> **Given task**
Pick every line with "SCHOOL" from the material below.

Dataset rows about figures
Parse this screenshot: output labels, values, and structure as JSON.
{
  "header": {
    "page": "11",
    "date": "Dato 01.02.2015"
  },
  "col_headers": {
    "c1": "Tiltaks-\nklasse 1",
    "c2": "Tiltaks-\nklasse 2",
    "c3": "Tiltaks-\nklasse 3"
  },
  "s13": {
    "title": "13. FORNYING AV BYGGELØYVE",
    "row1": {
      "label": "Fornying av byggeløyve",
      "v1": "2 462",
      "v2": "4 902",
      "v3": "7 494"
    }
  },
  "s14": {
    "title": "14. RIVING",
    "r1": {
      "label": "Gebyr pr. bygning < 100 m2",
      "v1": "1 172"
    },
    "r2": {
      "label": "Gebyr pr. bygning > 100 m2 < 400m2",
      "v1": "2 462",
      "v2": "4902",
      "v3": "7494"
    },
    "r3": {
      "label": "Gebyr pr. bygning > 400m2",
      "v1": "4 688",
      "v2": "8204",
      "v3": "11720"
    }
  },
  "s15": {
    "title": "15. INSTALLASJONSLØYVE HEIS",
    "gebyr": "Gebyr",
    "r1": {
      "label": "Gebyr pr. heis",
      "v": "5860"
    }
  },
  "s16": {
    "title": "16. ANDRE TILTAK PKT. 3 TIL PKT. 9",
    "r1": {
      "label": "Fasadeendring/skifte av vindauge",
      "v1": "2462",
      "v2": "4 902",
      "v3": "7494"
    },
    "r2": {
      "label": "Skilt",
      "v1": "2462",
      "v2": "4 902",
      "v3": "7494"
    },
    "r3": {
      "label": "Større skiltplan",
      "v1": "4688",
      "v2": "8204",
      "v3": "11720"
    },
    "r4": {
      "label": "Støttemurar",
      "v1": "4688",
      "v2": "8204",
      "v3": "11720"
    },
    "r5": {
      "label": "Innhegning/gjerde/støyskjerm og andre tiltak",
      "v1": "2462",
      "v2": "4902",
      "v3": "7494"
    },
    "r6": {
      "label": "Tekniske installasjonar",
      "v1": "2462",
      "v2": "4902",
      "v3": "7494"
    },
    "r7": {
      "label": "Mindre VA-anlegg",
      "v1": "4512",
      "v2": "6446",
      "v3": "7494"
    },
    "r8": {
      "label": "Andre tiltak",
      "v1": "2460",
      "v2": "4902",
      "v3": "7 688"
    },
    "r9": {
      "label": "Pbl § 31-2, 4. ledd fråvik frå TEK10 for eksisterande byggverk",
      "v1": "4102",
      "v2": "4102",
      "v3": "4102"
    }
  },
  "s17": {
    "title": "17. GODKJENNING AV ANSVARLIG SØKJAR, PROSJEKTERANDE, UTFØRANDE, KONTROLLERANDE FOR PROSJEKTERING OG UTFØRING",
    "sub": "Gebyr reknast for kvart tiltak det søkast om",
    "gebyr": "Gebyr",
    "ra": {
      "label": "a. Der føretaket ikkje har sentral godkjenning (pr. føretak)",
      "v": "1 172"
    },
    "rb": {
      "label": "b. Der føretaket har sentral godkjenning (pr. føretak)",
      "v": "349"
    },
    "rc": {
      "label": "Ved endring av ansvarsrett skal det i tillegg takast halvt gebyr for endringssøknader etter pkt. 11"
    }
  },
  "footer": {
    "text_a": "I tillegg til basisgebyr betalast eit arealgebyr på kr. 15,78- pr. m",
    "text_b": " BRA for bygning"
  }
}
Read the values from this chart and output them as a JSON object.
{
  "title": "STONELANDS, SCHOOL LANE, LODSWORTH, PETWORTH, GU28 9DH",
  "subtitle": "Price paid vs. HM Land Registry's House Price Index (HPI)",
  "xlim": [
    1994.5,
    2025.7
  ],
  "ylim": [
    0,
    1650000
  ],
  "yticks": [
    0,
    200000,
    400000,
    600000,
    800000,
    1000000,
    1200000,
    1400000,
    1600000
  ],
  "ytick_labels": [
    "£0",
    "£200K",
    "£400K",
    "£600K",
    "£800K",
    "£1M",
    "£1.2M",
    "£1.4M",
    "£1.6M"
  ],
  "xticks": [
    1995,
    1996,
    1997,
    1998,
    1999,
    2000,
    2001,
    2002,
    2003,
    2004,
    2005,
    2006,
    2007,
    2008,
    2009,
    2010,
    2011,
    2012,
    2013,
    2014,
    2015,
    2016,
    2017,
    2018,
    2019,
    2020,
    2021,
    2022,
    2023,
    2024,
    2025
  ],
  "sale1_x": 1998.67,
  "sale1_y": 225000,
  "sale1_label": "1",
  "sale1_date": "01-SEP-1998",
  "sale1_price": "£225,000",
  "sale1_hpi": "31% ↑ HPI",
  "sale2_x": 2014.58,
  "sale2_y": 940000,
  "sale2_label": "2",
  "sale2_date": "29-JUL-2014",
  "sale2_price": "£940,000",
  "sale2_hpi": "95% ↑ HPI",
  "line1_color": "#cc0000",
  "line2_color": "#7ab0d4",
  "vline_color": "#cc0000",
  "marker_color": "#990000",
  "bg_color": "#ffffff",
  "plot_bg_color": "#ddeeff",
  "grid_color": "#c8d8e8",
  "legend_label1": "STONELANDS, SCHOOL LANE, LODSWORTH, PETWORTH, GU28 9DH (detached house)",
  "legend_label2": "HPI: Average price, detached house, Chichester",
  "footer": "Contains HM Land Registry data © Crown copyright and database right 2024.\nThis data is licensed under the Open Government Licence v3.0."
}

> **Answer**
  "title": "STONELANDS, SCHOOL LANE, LODSWORTH, PETWORTH, GU28 9DH",
  "legend_label1": "STONELANDS, SCHOOL LANE, LODSWORTH, PETWORTH, GU28 9DH (detached house)",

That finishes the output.